AIM -> Print the lines from the one containing "- y-tick-label: 6.8%: [52, 96, 74, 103]" through the one containing "- x-tick-label: 15 év: [268, 374, 276, 397]", inclusive, reproducing each character for character.
.....
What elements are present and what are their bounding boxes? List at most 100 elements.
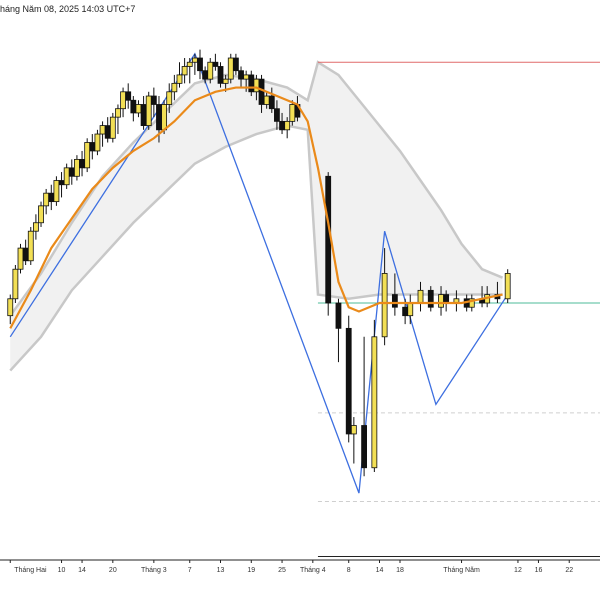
candle — [391, 273, 398, 316]
candle-body-bull — [284, 120, 291, 131]
candle-body-bull — [191, 57, 198, 63]
candle-body-bear — [279, 120, 285, 131]
candle — [109, 112, 116, 143]
candle — [207, 58, 214, 84]
candle-body-bull — [94, 133, 101, 152]
candle-body-bear — [238, 70, 244, 80]
candle-body-bear — [217, 66, 224, 84]
candle-body-bull — [109, 116, 116, 139]
candle-body-bear — [345, 327, 352, 435]
moving-average-line — [9, 86, 503, 329]
candle-body-bear — [212, 61, 219, 67]
candle — [74, 155, 80, 181]
candle-body-bull — [468, 298, 475, 308]
candle-body-bear — [202, 70, 209, 80]
candle — [227, 53, 234, 84]
x-tick-label: 22 — [565, 567, 573, 574]
envelope-fill — [10, 62, 503, 371]
candle-body-bull — [222, 78, 229, 84]
x-tick-label: 16 — [535, 567, 543, 574]
candle — [22, 239, 29, 265]
candle — [145, 91, 152, 130]
candle-body-bull — [32, 222, 39, 232]
candle-body-bear — [258, 78, 265, 105]
candlestick-series — [7, 49, 511, 477]
candle-body-bull — [181, 66, 188, 76]
x-tick-label: 20 — [109, 567, 117, 574]
candle — [32, 214, 39, 240]
candle — [79, 150, 85, 177]
candle — [381, 248, 388, 346]
candle — [150, 87, 157, 118]
candle-body-bull — [166, 91, 173, 105]
x-tick-label: 25 — [278, 567, 286, 574]
candle-body-bull — [417, 289, 424, 304]
candle — [17, 243, 24, 274]
candle-body-bull — [115, 108, 121, 118]
candle-body-bear — [427, 289, 434, 308]
candle-body-bull — [227, 57, 234, 80]
candle-body-bull — [145, 95, 152, 126]
candle-body-bear — [391, 294, 398, 308]
candle — [325, 172, 332, 316]
candle — [140, 96, 147, 130]
candle-body-bear — [58, 180, 65, 186]
candle — [504, 269, 511, 304]
candle — [268, 87, 275, 113]
candle-body-bull — [120, 91, 126, 110]
x-tick-label: 8 — [347, 567, 351, 574]
candle — [48, 184, 55, 211]
candle-body-bull — [171, 82, 178, 93]
candle — [468, 294, 475, 312]
candle-body-bull — [176, 74, 183, 84]
candle — [12, 264, 19, 304]
x-tick-label: Tháng Hai — [14, 567, 47, 574]
candle-body-bear — [402, 306, 409, 317]
x-tick-label: Tháng Năm — [443, 567, 480, 574]
candle — [176, 62, 183, 88]
candle — [197, 49, 203, 80]
candle — [38, 201, 44, 227]
candle-body-bull — [99, 125, 106, 135]
candle-body-bear — [140, 104, 147, 127]
candle-body-bull — [12, 268, 19, 300]
candle-body-bear — [156, 104, 162, 131]
candle-body-bear — [232, 57, 239, 72]
candle — [27, 226, 34, 265]
candle-body-bull — [243, 74, 250, 80]
x-tick-label: 12 — [514, 567, 522, 574]
candle-body-bull — [253, 78, 260, 93]
candle — [361, 336, 368, 477]
candle — [335, 298, 342, 363]
candle — [186, 58, 193, 84]
candle — [217, 62, 224, 88]
candle — [232, 53, 239, 75]
candle-body-bull — [371, 336, 378, 469]
candle-body-bull — [504, 273, 511, 300]
candle-body-bear — [325, 175, 332, 304]
candle-body-bull — [63, 167, 70, 186]
candle-body-bear — [268, 95, 275, 110]
candle — [125, 83, 132, 109]
candle-body-bear — [197, 57, 203, 72]
candle — [135, 100, 142, 118]
x-tick-label: 14 — [78, 567, 86, 574]
x-tick-label: 10 — [58, 567, 66, 574]
x-axis: Tháng Hai 10 14 20 Tháng 3 7 13 19 25 Tháng 4 8 14 1… — [0, 559, 600, 574]
candle — [350, 417, 357, 464]
candle-body-bear — [125, 91, 132, 101]
candle-body-bull — [407, 302, 414, 317]
candle — [115, 104, 121, 135]
candle — [68, 159, 75, 185]
candle-body-bear — [274, 108, 280, 122]
candle-body-bull — [161, 104, 168, 131]
candle — [274, 100, 280, 130]
candle-body-bull — [38, 205, 44, 224]
candle — [345, 315, 352, 443]
candle — [43, 188, 50, 215]
candle — [130, 96, 137, 122]
x-tick-label: Tháng 3 — [141, 567, 167, 574]
chart-timestamp: háng Năm 08, 2025 14:03 UTC+7 — [0, 4, 136, 14]
candle-body-bull — [207, 61, 214, 80]
x-tick-label: 13 — [217, 567, 225, 574]
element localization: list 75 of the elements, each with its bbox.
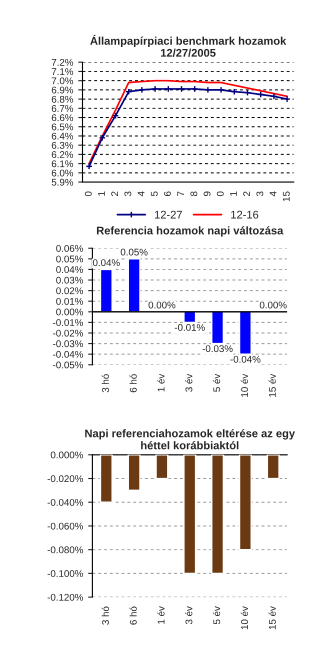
- y-tick-label: 6.8%: [52, 96, 74, 103]
- x-tick-label: 5: [150, 191, 158, 196]
- x-tick-label: 3: [256, 192, 264, 196]
- y-tick-label: 6.5%: [52, 123, 74, 130]
- legend-label: 12-16: [231, 210, 258, 219]
- x-tick-label: 6: [164, 192, 171, 196]
- chart-title: Állampapírpiaci benchmark hozamok 12/27/2005: [90, 34, 286, 57]
- x-tick-label: 15 év: [268, 374, 276, 397]
- y-tick-label: -0.080%: [48, 546, 84, 554]
- x-tick-label: 3: [124, 192, 132, 196]
- y-tick-label: 5.9%: [52, 178, 74, 186]
- y-tick-label: 0.03%: [56, 276, 84, 284]
- x-tick-label: 10 év: [240, 606, 248, 630]
- x-tick-label: 1 év: [157, 606, 165, 624]
- x-tick-label: 1 év: [157, 374, 165, 392]
- y-tick-label: 0.000%: [50, 452, 84, 458]
- y-tick-label: 7.0%: [52, 77, 74, 84]
- y-tick-label: 6.1%: [52, 160, 74, 168]
- y-tick-label: 6.4%: [52, 132, 74, 140]
- x-tick-label: 3 év: [185, 374, 192, 392]
- data-label: -0.01%: [174, 324, 205, 331]
- legend-label: 12-27: [154, 210, 182, 219]
- y-tick-label: -0.02%: [53, 330, 84, 337]
- y-tick-label: 6.6%: [52, 114, 74, 122]
- y-tick-label: -0.020%: [48, 475, 84, 482]
- x-tick-label: 2: [111, 192, 118, 196]
- x-tick-label: 3 hó: [102, 606, 109, 625]
- chart-title: Referencia hozamok napi változása: [96, 226, 284, 237]
- data-label: 0.05%: [120, 248, 148, 256]
- x-tick-label: 5 év: [212, 606, 220, 624]
- x-tick-label: 3 év: [185, 606, 192, 624]
- y-tick-label: 6.7%: [52, 105, 74, 112]
- x-tick-label: 7: [177, 192, 184, 196]
- x-tick-label: 8: [190, 192, 198, 196]
- y-tick-label: 0.04%: [56, 266, 84, 274]
- data-label: 0.00%: [260, 302, 287, 308]
- y-tick-label: 0.00%: [56, 308, 84, 316]
- y-tick-label: -0.120%: [48, 594, 84, 601]
- y-tick-label: -0.060%: [48, 522, 84, 530]
- y-tick-label: -0.100%: [48, 570, 84, 578]
- x-tick-label: 15: [282, 191, 290, 202]
- y-tick-label: 0.02%: [56, 287, 84, 294]
- y-tick-label: -0.05%: [53, 361, 84, 368]
- data-label: 0.00%: [148, 302, 176, 308]
- y-tick-label: -0.040%: [48, 498, 84, 506]
- data-label: -0.03%: [202, 345, 233, 352]
- x-tick-label: 6 hó: [129, 606, 137, 625]
- y-tick-label: 7.1%: [52, 68, 74, 76]
- x-tick-label: 5 év: [212, 374, 220, 392]
- y-tick-label: 6.2%: [52, 151, 74, 158]
- y-tick-label: 0.05%: [56, 256, 84, 262]
- x-tick-label: 1: [98, 192, 105, 196]
- x-tick-label: 15 év: [268, 606, 276, 630]
- y-tick-label: -0.04%: [53, 350, 84, 358]
- chart-title: Napi referenciahozamok eltérése az egy héttel korábbiaktól: [85, 429, 295, 450]
- y-tick-label: -0.03%: [53, 340, 84, 348]
- y-tick-label: 6.9%: [52, 86, 74, 94]
- y-tick-label: -0.01%: [53, 319, 84, 326]
- x-tick-label: 2: [243, 192, 250, 196]
- data-label: 0.04%: [92, 259, 120, 266]
- x-tick-label: 9: [204, 192, 211, 196]
- y-tick-label: 7.2%: [52, 58, 74, 66]
- x-tick-label: 10 év: [240, 374, 248, 397]
- y-tick-label: 0.06%: [56, 244, 84, 252]
- x-tick-label: 0: [84, 191, 92, 196]
- x-tick-label: 6 hó: [129, 374, 137, 392]
- y-tick-label: 6.3%: [52, 142, 74, 149]
- data-label: -0.04%: [230, 356, 260, 363]
- x-tick-label: 3 hó: [102, 374, 109, 392]
- x-tick-label: 1: [230, 192, 237, 196]
- x-tick-label: 4: [138, 191, 144, 196]
- x-tick-label: 4: [270, 191, 276, 196]
- x-tick-label: 0: [216, 191, 224, 196]
- y-tick-label: 6.0%: [52, 170, 74, 176]
- y-tick-label: 0.01%: [56, 298, 84, 305]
.....
WRITTEN ANSWER ->
- y-tick-label: 6.8%: [52, 96, 74, 103]
- x-tick-label: 5: [150, 191, 158, 196]
- x-tick-label: 3: [256, 192, 264, 196]
- y-tick-label: 6.5%: [52, 123, 74, 130]
- legend-label: 12-16: [231, 210, 258, 219]
- x-tick-label: 6: [164, 192, 171, 196]
- chart-title: Állampapírpiaci benchmark hozamok 12/27/2005: [90, 34, 286, 57]
- x-tick-label: 15 év: [268, 374, 276, 397]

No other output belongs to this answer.